> [Given passage]
◆ ◆ ◆

Liz: Mostly feeling a pretty high degree of imposter syndrome because there was definitely a period of time where I felt pretty plugged in and, and on top of it, and, you know, I kind of knew what was going on. Um, and I would say I'm less clued up than, than many. There are people who are, are far more expert than me, but I, I think, I mean, the, the generics conversation was, so it was so interesting to sort of observe at the kind of meta level of.

Do we don't we, and

I think the Go team have always been, one of the strengths of Go is that they've had that really strong team of, you know, it's not really a community project in the sense that CNCF projects or community projects, they've got this sort of

tight group of exactly. And, and that's, their job is to hold that language sort of together.

And that I think is why it was so successful from, from the get go

Rich: Yeah.

Liz: Um,

Rich: oh, I see what you did there.

Liz: That was terrible. Uh but yeah, but right from the start, they were really, um, they, you know, they had these very strong, strongly held beliefs about the language. And I think that served it very well and seeing how that kind of community input has been handled and, and how they've learned along the way, to listen to the community and get feedback and, and explore different options without making a commitment.

I've been party to some really interesting meetings where they've kind of rolled out, Here is an idea how, how do you think this would work? You know, what problems can you see? And just by having a large number of people in the room with like different ideas and different approaches that, you know, quite often come up with some, some hesitation about a particular approach, and maybe it's back to the drawing board was so interesting to see that back and forth.

Yeah.

Rich: yeah. Yeah. Um, okay. I, I do wanna ask you about this. So, um, we're recording about a week after KubeCon for those folks who are listening. And just a few days ago, there was announcement that, um, VMware is being acquired. Um, I don't need you to comment on that part of it. Um, that's

not your job, but, but the thing that concerns me about it, I guess, is the fact that, there's obviously a lot of people working there who are very involved in the Kubernetes community who are probably pretty concerned about their jobs at this point.

Right. You know, and you've got people there who are, you know, helping to run SIGs and, and all this stuff. And, I guess the bigger picture kind of question to me is like, , you know, are you concerned about like how this is gonna impact Kubernetes itself or, or, you know, how do we keep from being tied so much to like a specific vendor or company?

Liz: It's a great question. And I think it really speaks to why the CNCF exists. You know, there is no doubt that if VMware or any, one of those sort of major companies were to walk away, it would have an impact and it would require a bunch of, you know, figuring out who's gonna do what when. Individuals, obviously, you know, they, they may be impacted if, if this happens. I am confident that they will be able to find roles.

◆ ◆ ◆

> [Written exercise 1]
In the interview transcript, how long after KubeCon was the conversation recorded?
> [Written exercise 2]
Return the section of the interview transcript starting at "I think the" and ending at "sort of together.".
> [Written exercise 3]
Extend the interview transcript about Go and Kubernetes past its final line.
The records below come from a separate source.

◆ ◆ ◆

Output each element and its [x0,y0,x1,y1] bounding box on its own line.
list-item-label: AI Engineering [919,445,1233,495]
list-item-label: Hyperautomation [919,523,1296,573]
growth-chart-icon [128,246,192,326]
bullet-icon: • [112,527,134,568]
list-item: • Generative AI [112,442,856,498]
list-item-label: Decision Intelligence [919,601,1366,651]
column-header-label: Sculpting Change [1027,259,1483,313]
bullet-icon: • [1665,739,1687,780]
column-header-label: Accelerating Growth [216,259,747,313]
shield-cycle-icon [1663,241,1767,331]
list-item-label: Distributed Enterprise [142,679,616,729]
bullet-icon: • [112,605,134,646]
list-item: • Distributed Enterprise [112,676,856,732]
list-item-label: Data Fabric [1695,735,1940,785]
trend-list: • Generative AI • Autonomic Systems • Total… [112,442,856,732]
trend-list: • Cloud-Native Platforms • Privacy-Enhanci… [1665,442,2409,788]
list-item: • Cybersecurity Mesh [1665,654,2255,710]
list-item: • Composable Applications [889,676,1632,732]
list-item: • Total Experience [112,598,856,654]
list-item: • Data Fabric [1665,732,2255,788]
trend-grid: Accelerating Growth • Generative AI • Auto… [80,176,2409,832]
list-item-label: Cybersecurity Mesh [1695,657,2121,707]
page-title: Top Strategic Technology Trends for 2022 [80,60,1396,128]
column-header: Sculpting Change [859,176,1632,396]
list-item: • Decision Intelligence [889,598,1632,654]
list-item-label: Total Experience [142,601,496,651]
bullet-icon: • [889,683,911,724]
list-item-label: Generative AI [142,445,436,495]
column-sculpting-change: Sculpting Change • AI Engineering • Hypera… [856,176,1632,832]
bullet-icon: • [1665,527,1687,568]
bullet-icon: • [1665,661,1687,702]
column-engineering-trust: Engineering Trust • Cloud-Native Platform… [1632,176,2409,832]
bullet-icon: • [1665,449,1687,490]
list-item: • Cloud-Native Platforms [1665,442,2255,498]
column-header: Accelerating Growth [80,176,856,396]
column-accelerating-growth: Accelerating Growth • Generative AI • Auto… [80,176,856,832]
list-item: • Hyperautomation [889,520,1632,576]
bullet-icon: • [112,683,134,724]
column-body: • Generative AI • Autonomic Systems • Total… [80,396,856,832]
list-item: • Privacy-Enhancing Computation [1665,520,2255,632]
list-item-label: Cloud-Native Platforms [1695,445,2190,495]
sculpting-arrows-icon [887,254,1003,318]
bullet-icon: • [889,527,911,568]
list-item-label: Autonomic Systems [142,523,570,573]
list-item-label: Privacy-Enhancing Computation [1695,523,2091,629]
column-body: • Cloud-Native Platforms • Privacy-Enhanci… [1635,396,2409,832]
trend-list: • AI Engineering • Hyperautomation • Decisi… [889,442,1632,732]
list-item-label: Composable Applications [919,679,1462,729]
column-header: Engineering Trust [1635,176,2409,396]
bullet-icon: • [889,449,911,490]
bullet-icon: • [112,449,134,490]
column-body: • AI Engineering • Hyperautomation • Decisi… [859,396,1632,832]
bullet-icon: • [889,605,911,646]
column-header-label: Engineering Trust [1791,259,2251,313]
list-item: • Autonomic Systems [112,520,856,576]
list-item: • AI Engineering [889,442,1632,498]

◆ ◆ ◆

> [Exercise answer 1]
About a week after KubeCon.

> [Exercise answer 2]
I think the Go team have always been, one of the strengths of Go is that they've had that really strong team of, you know, it's not really a community project in the sense that CNCF projects or community projects, they've got this sort of

tight group of exactly. And, and that's, their job is to hold that language sort of together.

> [Exercise answer 3]
You know, that, that, I mean, cloud native is such a,

um, it's, it's a commercial success for so many organizations that there are plenty of companies out there who want cloud native skills. So while I, you know, people may be in a difficult situation, I, I would hope that that was a short term issue. And I think longer term, the CNCF is set up to sort of withstand that kind of existential threat by spreading the, by being that neutral holding ground.

You know, that's the main benefit of that foundation is ensuring that all of those large companies can have skin in the game, but without being the sole kind of the, like that XKCD cartoon with the one Jenga brick that you pull out and everything will collapse.

I don't think VMware is that brick at all.

Rich: yeah.

Yeah. I, I think that, I guess for me, it's like the. There's a difference in being able to find a job and being able to find a job that will let you do the kind of contributions you were doing before. Right? Like those, those aren't necessarily the same thing, but, but I think you're right in that a lot of those folks are very experienced and have good networks and, and are probably gonna land pretty well.

Liz: And the, the need for those roles and those contributions, I think, is, it's quite well understood by individuals in a number of organizations and maybe, you know, it's gonna result in some of those people having to lobby internally for like, Actually, yeah, we do need to spend a bit more of our resources on employing people to do these contributions.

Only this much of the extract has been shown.